(Brief): Copy the passage on Bottici and the imaginal, starting at "Bottici does not" and ending at "field of possibilities.", but change "factory" to "workshop".

All functions within the social are functions of something, a goal has to be imagined for the act. What Bottici will call the imaginal is the liminal space where figures of the possible might emerge. In Castoriadis, this is not quite the field of free association celebrated by the Surrealists, and still present in Marcuse. There’s limits to the social functioning of the imaginary coming from the directions of nature, history and its own symbolic resources. Since it is not quite as wild as Freud ‘imagines’ it, Castoriadis does not feel the need to tame it.

The real is in Castoriadis something that emerges out of the tension between the instituting and the instituted. One could think this along the lines of Sartre’s tension between praxis and the practico-inert. There’s both an openness and an inertia. And as in Henri Lefebvre, it’s a praxis-oriented way of thinking about the Real, which does not erupt in formless horror, but rather reveals itself as form out of the tension between the act of shaping it and its recalcitrant pre-existence. Bottici: “because imagination exists, reality itself exists, and not the other way around.” (52) The figure precedes the act, and thought decides after the fact on its reality-content.

The unconscious produces images, but in Bottici the unconscious could mean something like what culture means in Raymond Williams, a structure of feeling. Unlike Freud, she does not want to reduce the proliferation of images to just one cause. Freud’s was a monotheistic approach. The signs produced by the unconscious have to be interpreted, reasoned-with and made to reveal a hidden truth beneath them.

Bottici does not discuss Deleuze and Guattari, but she comes close to their image of the unconscious as a factory rather than a stage, which calls for a practice of stopping, starting, diverting or connecting its various imagistic flows. She draws instead on Fromm’s idea of a social unconscious producing the imaginal as a field of possibilities.

In Castoriadis, there’s a sharp break between the individual and the social, and hence a certain inconsistency in his theory of the the imaginary. Like so many others, Castoriadis took being to mean being toward death, that ultimate solitary act. He joins a long line of philosopher-dudes who seem always to be dying and never to have been born. Bottici wants to think species-being as that which is born as well as that which dies, and hence to acknowledge the labor that brought us all into the world. “Yet birth, and thus company, is our primordial experience.” (69) There is no need to postulate a monadic core to explain how imagination and autonomy is possible.

Contra Castoriadis, the capacity to produce new images is rooted in natality and being-together, not death and solitude. Bottici: “If the notion of the imaginary can therefore explain how the social context can shape our beings up to the point of possessing us, that of the imaginal, as the production of images rooted in natality, can equally explain how freedom can always unexpectedly break through. And this essentially undecided nature of images, which can be either alienating or liberating according to the different contexts, impels us to leave the question of their status of reality open.” (70)

Can there be politics without the imaginal? As Bottici has framed the question, the answer is no. One might, however, wonder a bit more than she does whether the political is itself a figure of the imaginal, or even an imaginary figure that is less real than it seems. The term politics is a modern invention. For the Greeks the polis was the same as the whole of public life, everything but the oikos or the household. Bottici: “it is not an exaggeration to say that the Greeks, to which so many philosophers attributed the invention of politics itself, did not have a word to designate it.” (76)

Nor did the Romans, who used the terms civilis, socialis and the res publica, the public thing, or public reality. They did not think of politics as a separate field. A thirteenth century translation into Latin of Aristotle called it his Politics. The book had its uses in supporting the idea of a temporal power separate from religious authority, but its title may have been something of a mistranslation.

Annotated element listings

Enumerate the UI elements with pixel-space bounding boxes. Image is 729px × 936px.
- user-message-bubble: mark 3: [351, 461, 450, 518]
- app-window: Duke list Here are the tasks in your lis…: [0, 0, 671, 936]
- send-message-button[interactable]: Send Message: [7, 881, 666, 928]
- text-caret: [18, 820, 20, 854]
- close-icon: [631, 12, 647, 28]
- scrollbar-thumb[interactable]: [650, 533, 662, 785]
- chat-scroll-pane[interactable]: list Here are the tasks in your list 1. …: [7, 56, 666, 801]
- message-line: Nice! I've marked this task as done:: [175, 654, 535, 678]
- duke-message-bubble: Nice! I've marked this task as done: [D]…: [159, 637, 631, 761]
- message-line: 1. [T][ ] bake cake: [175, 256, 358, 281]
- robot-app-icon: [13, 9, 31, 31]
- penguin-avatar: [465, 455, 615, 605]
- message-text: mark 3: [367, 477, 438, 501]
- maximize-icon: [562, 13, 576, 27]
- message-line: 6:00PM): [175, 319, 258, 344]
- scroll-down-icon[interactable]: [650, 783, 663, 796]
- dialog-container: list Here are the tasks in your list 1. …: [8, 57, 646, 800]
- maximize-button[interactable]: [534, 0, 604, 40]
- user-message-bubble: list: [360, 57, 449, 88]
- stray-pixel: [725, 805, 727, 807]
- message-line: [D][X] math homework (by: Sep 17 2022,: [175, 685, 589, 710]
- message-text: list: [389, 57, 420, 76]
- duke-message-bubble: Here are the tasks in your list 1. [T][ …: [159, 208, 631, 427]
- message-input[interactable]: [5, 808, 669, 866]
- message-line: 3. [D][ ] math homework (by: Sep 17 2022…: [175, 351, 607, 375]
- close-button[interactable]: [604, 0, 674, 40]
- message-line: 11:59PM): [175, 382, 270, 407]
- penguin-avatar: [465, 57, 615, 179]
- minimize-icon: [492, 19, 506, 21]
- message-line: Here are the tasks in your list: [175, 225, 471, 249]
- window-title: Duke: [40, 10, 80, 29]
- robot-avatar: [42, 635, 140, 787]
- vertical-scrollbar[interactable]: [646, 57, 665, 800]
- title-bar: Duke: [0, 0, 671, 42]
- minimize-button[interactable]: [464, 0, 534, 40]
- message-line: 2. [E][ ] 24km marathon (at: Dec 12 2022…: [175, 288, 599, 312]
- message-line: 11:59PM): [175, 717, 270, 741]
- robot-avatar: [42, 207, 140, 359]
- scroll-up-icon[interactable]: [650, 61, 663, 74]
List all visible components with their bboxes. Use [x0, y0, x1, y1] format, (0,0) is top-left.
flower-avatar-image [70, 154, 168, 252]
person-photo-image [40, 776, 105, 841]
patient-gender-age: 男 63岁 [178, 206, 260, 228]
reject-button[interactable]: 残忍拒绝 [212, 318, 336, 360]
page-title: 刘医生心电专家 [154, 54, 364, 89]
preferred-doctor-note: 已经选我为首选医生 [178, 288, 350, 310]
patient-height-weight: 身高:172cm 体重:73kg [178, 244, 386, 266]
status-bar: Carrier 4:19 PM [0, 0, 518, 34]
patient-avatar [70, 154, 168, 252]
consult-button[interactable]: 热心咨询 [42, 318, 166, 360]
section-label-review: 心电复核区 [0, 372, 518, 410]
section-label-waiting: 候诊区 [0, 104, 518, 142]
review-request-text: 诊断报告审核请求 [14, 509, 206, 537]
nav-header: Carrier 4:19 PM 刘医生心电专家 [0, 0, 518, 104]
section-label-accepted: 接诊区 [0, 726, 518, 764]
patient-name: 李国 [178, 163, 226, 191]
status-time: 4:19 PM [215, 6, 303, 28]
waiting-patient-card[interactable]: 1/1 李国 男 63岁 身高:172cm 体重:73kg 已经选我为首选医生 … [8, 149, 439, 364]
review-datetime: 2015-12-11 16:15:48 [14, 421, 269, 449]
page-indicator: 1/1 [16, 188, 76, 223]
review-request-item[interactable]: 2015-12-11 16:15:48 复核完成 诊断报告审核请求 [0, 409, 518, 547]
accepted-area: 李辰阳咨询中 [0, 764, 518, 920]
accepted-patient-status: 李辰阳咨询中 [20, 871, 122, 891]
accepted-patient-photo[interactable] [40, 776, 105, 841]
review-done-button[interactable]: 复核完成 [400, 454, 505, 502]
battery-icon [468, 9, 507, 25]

(Output of the exercise):
Bottici does not discuss Deleuze and Guattari, but she comes close to their image of the unconscious as a workshop rather than a stage, which calls for a practice of stopping, starting, diverting or connecting its various imagistic flows. She draws instead on Fromm’s idea of a social unconscious producing the imaginal as a field of possibilities.